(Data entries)
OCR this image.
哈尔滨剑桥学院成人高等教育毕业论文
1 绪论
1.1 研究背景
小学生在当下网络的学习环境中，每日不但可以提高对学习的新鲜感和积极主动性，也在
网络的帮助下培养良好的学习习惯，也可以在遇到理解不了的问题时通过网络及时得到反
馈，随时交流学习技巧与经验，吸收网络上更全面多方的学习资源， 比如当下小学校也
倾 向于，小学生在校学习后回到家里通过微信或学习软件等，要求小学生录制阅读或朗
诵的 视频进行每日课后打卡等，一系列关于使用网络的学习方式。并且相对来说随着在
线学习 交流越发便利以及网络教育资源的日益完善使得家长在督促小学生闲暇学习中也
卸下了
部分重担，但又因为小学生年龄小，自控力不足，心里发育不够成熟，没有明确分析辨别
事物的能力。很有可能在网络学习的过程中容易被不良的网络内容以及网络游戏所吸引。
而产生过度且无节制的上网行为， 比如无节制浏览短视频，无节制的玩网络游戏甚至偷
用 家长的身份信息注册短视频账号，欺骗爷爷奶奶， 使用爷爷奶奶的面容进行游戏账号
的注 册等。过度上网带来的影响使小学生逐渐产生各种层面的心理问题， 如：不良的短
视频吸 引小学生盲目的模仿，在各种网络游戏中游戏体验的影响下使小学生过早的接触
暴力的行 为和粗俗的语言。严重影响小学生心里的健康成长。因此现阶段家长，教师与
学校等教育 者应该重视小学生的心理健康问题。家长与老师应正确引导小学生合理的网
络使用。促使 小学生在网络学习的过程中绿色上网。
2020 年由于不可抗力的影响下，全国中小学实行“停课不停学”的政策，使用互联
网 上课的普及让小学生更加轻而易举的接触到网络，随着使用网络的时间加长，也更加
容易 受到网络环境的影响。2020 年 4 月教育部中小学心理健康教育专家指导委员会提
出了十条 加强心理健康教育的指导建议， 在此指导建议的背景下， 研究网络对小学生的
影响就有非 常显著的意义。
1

TASK INSTRUCTIONS: Output all of the material exactly as written.

TASK SOLUTION:
OCR this image.
哈尔滨剑桥学院成人高等教育毕业论文
1 绪论
1.1 研究背景
小学生在当下网络的学习环境中，每日不但可以提高对学习的新鲜感和积极主动性，也在
网络的帮助下培养良好的学习习惯，也可以在遇到理解不了的问题时通过网络及时得到反
馈，随时交流学习技巧与经验，吸收网络上更全面多方的学习资源， 比如当下小学校也
倾 向于，小学生在校学习后回到家里通过微信或学习软件等，要求小学生录制阅读或朗
诵的 视频进行每日课后打卡等，一系列关于使用网络的学习方式。并且相对来说随着在
线学习 交流越发便利以及网络教育资源的日益完善使得家长在督促小学生闲暇学习中也
卸下了
部分重担，但又因为小学生年龄小，自控力不足，心里发育不够成熟，没有明确分析辨别
事物的能力。很有可能在网络学习的过程中容易被不良的网络内容以及网络游戏所吸引。
而产生过度且无节制的上网行为， 比如无节制浏览短视频，无节制的玩网络游戏甚至偷
用 家长的身份信息注册短视频账号，欺骗爷爷奶奶， 使用爷爷奶奶的面容进行游戏账号
的注 册等。过度上网带来的影响使小学生逐渐产生各种层面的心理问题， 如：不良的短
视频吸 引小学生盲目的模仿，在各种网络游戏中游戏体验的影响下使小学生过早的接触
暴力的行 为和粗俗的语言。严重影响小学生心里的健康成长。因此现阶段家长，教师与
学校等教育 者应该重视小学生的心理健康问题。家长与老师应正确引导小学生合理的网
络使用。促使 小学生在网络学习的过程中绿色上网。
2020 年由于不可抗力的影响下，全国中小学实行“停课不停学”的政策，使用互联
网 上课的普及让小学生更加轻而易举的接触到网络，随着使用网络的时间加长，也更加
容易 受到网络环境的影响。2020 年 4 月教育部中小学心理健康教育专家指导委员会提
出了十条 加强心理健康教育的指导建议， 在此指导建议的背景下， 研究网络对小学生的
影响就有非 常显著的意义。
1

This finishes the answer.